>> START

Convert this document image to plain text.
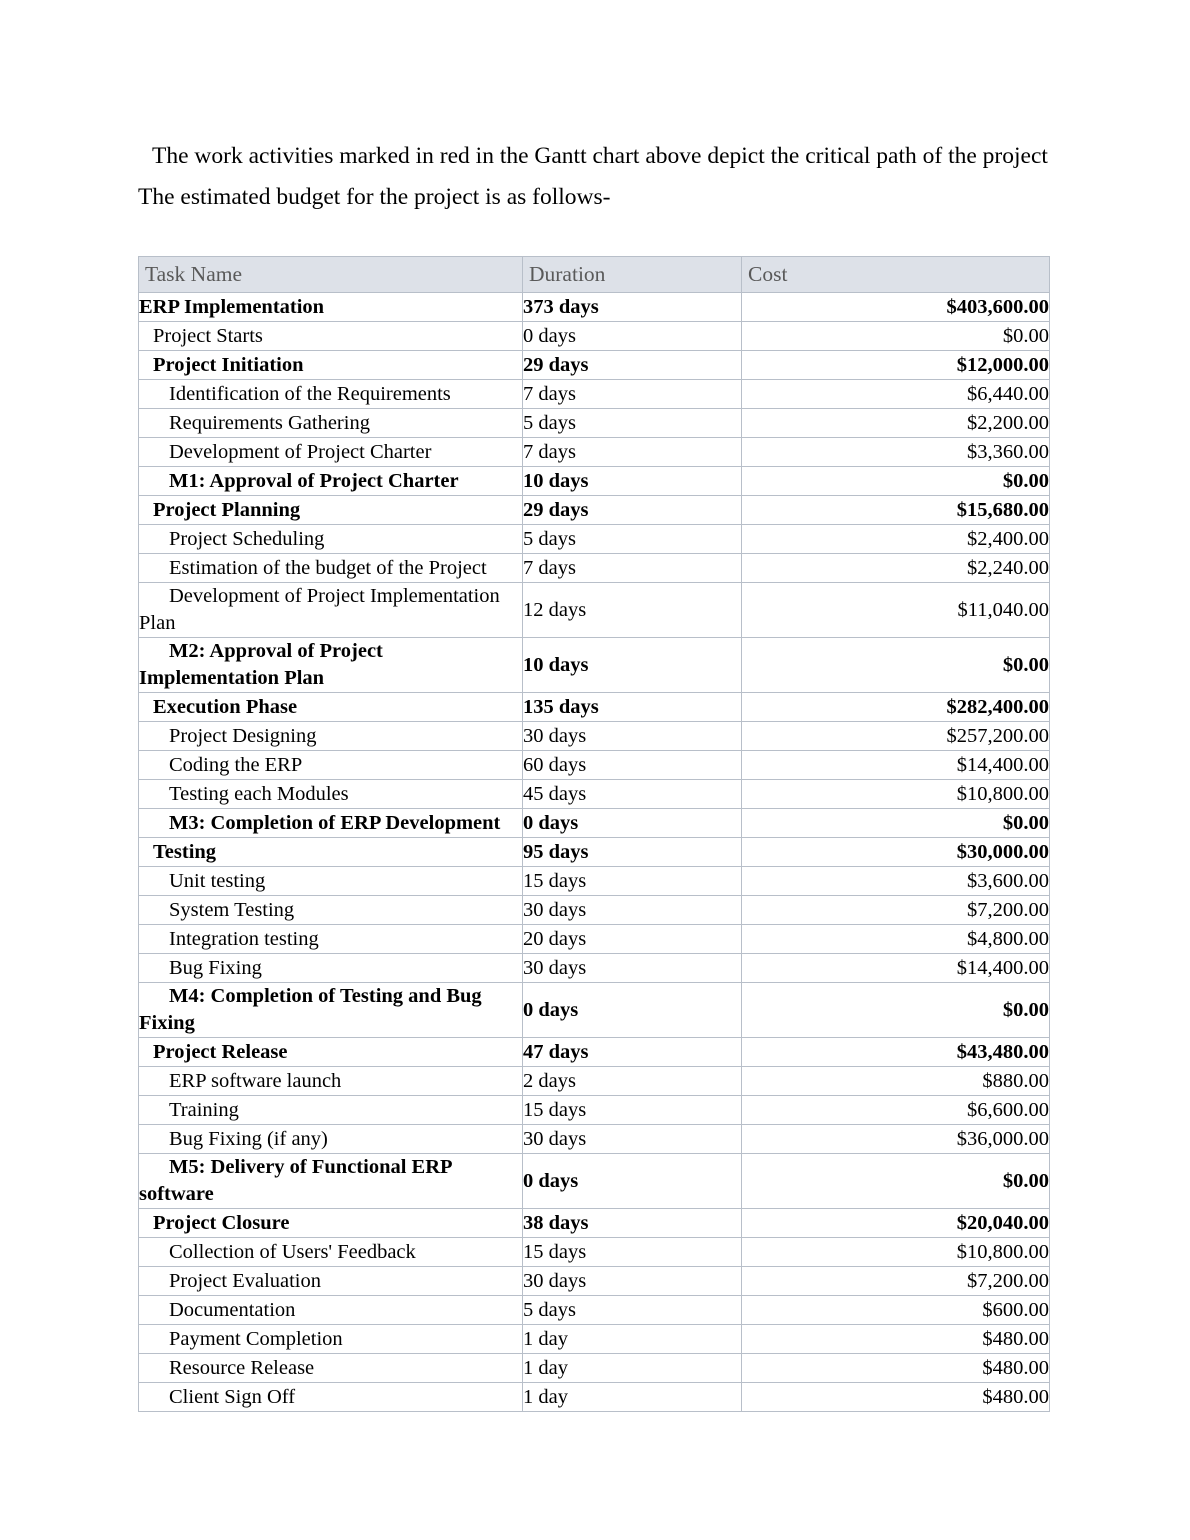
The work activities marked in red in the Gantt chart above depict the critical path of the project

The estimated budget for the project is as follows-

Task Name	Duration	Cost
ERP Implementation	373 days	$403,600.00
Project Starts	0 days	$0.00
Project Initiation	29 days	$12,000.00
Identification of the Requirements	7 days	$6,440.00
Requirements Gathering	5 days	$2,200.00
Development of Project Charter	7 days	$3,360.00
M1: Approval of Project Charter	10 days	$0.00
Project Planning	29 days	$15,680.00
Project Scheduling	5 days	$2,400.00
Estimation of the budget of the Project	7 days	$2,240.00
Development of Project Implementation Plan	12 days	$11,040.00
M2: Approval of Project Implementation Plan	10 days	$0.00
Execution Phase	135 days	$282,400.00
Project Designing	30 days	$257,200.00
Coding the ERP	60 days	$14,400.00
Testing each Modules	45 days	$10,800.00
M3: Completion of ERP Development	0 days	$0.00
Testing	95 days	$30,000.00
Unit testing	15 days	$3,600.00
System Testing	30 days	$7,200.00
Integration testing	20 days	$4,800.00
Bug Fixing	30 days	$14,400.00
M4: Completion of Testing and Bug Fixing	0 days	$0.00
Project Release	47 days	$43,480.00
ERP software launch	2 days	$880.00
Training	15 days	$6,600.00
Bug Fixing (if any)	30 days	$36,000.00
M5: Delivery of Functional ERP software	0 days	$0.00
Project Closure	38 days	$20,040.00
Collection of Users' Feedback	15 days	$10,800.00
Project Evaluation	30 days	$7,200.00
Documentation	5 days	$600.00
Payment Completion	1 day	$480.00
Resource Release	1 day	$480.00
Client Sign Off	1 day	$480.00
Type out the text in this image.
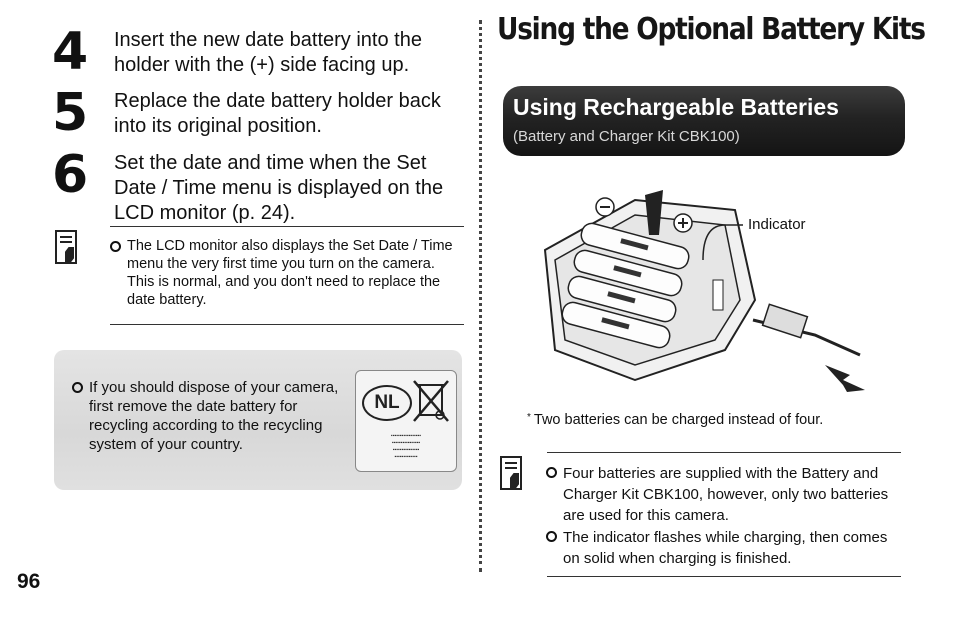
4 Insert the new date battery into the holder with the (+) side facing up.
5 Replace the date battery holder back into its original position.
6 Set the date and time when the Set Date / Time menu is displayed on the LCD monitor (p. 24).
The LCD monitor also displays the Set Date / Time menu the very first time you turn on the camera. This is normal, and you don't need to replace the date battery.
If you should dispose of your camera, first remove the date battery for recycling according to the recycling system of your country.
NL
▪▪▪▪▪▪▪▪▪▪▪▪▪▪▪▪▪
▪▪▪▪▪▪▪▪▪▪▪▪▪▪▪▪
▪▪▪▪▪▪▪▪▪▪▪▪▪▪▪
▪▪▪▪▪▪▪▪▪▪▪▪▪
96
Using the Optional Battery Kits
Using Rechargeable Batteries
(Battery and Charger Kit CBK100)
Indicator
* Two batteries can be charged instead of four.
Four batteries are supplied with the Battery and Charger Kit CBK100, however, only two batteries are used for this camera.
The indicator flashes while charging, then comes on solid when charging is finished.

>> END

— Aim —
Every line in the data that holds "first" should be copied out.

— Expected output —
The LCD monitor also displays the Set Date / Time menu the very first time you turn on the camera. This is normal, and you don't need to replace the date battery.
If you should dispose of your camera, first remove the date battery for recycling according to the recycling system of your country.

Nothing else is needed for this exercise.